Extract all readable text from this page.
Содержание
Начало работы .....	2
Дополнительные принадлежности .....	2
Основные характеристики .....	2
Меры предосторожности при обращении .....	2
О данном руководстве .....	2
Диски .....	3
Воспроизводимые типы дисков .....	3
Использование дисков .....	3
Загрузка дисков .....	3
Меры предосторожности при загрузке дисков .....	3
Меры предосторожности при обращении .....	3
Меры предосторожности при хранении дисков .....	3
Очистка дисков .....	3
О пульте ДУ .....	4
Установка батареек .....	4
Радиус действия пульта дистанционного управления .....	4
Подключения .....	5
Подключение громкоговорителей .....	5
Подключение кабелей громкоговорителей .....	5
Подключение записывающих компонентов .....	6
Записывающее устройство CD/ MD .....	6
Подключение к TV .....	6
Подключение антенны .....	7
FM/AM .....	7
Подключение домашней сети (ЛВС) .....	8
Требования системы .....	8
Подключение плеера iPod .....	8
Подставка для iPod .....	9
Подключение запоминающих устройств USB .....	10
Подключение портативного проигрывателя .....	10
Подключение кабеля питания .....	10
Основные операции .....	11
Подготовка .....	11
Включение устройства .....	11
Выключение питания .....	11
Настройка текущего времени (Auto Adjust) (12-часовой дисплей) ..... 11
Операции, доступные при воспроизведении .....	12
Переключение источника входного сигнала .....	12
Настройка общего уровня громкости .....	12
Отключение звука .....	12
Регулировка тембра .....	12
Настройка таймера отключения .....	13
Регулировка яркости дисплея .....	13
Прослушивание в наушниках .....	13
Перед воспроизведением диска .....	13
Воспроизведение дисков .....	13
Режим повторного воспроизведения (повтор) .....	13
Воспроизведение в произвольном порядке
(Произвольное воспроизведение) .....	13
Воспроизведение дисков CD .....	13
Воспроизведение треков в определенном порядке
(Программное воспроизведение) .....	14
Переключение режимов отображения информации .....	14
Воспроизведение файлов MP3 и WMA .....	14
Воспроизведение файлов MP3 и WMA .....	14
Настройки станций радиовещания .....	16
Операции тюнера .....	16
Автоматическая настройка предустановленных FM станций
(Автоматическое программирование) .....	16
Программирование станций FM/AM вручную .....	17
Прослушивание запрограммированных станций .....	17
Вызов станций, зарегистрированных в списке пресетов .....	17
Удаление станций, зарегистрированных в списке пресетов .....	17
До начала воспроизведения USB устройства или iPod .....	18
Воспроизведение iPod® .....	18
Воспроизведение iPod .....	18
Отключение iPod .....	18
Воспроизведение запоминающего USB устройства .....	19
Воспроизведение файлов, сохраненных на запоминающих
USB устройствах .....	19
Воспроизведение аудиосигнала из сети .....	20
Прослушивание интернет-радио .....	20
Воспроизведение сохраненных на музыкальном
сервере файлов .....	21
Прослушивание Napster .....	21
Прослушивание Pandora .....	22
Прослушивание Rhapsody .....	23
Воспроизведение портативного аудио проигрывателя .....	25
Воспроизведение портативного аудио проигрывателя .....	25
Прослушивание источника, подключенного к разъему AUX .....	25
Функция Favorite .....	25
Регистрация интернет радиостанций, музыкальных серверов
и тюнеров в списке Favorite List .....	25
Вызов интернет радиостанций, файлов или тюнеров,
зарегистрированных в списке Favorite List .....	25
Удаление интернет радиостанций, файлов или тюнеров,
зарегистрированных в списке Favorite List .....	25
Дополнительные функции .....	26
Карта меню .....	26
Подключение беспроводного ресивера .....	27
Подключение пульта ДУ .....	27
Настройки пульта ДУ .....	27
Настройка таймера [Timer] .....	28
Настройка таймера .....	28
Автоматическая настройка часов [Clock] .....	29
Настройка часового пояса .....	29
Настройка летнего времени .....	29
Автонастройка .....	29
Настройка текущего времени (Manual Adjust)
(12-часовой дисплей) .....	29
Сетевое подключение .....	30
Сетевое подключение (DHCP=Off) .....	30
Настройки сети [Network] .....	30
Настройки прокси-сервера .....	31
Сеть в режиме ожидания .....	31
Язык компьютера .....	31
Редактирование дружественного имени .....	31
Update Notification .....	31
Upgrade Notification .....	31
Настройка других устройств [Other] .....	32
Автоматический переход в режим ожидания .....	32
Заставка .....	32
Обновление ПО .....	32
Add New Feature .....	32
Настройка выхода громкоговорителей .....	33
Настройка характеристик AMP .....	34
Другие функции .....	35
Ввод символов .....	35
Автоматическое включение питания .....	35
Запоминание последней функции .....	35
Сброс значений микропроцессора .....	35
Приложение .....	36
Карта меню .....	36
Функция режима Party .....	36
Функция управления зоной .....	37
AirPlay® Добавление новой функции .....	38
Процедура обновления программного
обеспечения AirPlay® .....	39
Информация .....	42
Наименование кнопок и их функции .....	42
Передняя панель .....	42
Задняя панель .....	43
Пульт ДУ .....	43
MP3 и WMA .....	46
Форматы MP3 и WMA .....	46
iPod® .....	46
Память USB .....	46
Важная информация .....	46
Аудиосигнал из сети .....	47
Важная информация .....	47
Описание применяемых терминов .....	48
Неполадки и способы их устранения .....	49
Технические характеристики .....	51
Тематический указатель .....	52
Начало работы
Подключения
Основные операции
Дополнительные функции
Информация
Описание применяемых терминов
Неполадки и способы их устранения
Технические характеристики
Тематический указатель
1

################

Extract each record, keeping it identical to the original.

Extract all readable text from this page.
Содержание
Начало работы .....	2
Дополнительные принадлежности .....	2
Основные характеристики .....	2
Меры предосторожности при обращении .....	2
О данном руководстве .....	2
Диски .....	3
Воспроизводимые типы дисков .....	3
Использование дисков .....	3
Загрузка дисков .....	3
Меры предосторожности при загрузке дисков .....	3
Меры предосторожности при обращении .....	3
Меры предосторожности при хранении дисков .....	3
Очистка дисков .....	3
О пульте ДУ .....	4
Установка батареек .....	4
Радиус действия пульта дистанционного управления .....	4
Подключения .....	5
Подключение громкоговорителей .....	5
Подключение кабелей громкоговорителей .....	5
Подключение записывающих компонентов .....	6
Записывающее устройство CD/ MD .....	6
Подключение к TV .....	6
Подключение антенны .....	7
FM/AM .....	7
Подключение домашней сети (ЛВС) .....	8
Требования системы .....	8
Подключение плеера iPod .....	8
Подставка для iPod .....	9
Подключение запоминающих устройств USB .....	10
Подключение портативного проигрывателя .....	10
Подключение кабеля питания .....	10
Основные операции .....	11
Подготовка .....	11
Включение устройства .....	11
Выключение питания .....	11
Настройка текущего времени (Auto Adjust) (12-часовой дисплей) ..... 11
Операции, доступные при воспроизведении .....	12
Переключение источника входного сигнала .....	12
Настройка общего уровня громкости .....	12
Отключение звука .....	12
Регулировка тембра .....	12
Настройка таймера отключения .....	13
Регулировка яркости дисплея .....	13
Прослушивание в наушниках .....	13
Перед воспроизведением диска .....	13
Воспроизведение дисков .....	13
Режим повторного воспроизведения (повтор) .....	13
Воспроизведение в произвольном порядке
(Произвольное воспроизведение) .....	13
Воспроизведение дисков CD .....	13
Воспроизведение треков в определенном порядке
(Программное воспроизведение) .....	14
Переключение режимов отображения информации .....	14
Воспроизведение файлов MP3 и WMA .....	14
Воспроизведение файлов MP3 и WMA .....	14
Настройки станций радиовещания .....	16
Операции тюнера .....	16
Автоматическая настройка предустановленных FM станций
(Автоматическое программирование) .....	16
Программирование станций FM/AM вручную .....	17
Прослушивание запрограммированных станций .....	17
Вызов станций, зарегистрированных в списке пресетов .....	17
Удаление станций, зарегистрированных в списке пресетов .....	17
До начала воспроизведения USB устройства или iPod .....	18
Воспроизведение iPod® .....	18
Воспроизведение iPod .....	18
Отключение iPod .....	18
Воспроизведение запоминающего USB устройства .....	19
Воспроизведение файлов, сохраненных на запоминающих
USB устройствах .....	19
Воспроизведение аудиосигнала из сети .....	20
Прослушивание интернет-радио .....	20
Воспроизведение сохраненных на музыкальном
сервере файлов .....	21
Прослушивание Napster .....	21
Прослушивание Pandora .....	22
Прослушивание Rhapsody .....	23
Воспроизведение портативного аудио проигрывателя .....	25
Воспроизведение портативного аудио проигрывателя .....	25
Прослушивание источника, подключенного к разъему AUX .....	25
Функция Favorite .....	25
Регистрация интернет радиостанций, музыкальных серверов
и тюнеров в списке Favorite List .....	25
Вызов интернет радиостанций, файлов или тюнеров,
зарегистрированных в списке Favorite List .....	25
Удаление интернет радиостанций, файлов или тюнеров,
зарегистрированных в списке Favorite List .....	25
Дополнительные функции .....	26
Карта меню .....	26
Подключение беспроводного ресивера .....	27
Подключение пульта ДУ .....	27
Настройки пульта ДУ .....	27
Настройка таймера [Timer] .....	28
Настройка таймера .....	28
Автоматическая настройка часов [Clock] .....	29
Настройка часового пояса .....	29
Настройка летнего времени .....	29
Автонастройка .....	29
Настройка текущего времени (Manual Adjust)
(12-часовой дисплей) .....	29
Сетевое подключение .....	30
Сетевое подключение (DHCP=Off) .....	30
Настройки сети [Network] .....	30
Настройки прокси-сервера .....	31
Сеть в режиме ожидания .....	31
Язык компьютера .....	31
Редактирование дружественного имени .....	31
Update Notification .....	31
Upgrade Notification .....	31
Настройка других устройств [Other] .....	32
Автоматический переход в режим ожидания .....	32
Заставка .....	32
Обновление ПО .....	32
Add New Feature .....	32
Настройка выхода громкоговорителей .....	33
Настройка характеристик AMP .....	34
Другие функции .....	35
Ввод символов .....	35
Автоматическое включение питания .....	35
Запоминание последней функции .....	35
Сброс значений микропроцессора .....	35
Приложение .....	36
Карта меню .....	36
Функция режима Party .....	36
Функция управления зоной .....	37
AirPlay® Добавление новой функции .....	38
Процедура обновления программного
обеспечения AirPlay® .....	39
Информация .....	42
Наименование кнопок и их функции .....	42
Передняя панель .....	42
Задняя панель .....	43
Пульт ДУ .....	43
MP3 и WMA .....	46
Форматы MP3 и WMA .....	46
iPod® .....	46
Память USB .....	46
Важная информация .....	46
Аудиосигнал из сети .....	47
Важная информация .....	47
Описание применяемых терминов .....	48
Неполадки и способы их устранения .....	49
Технические характеристики .....	51
Тематический указатель .....	52
Начало работы
Подключения
Основные операции
Дополнительные функции
Информация
Описание применяемых терминов
Неполадки и способы их устранения
Технические характеристики
Тематический указатель
1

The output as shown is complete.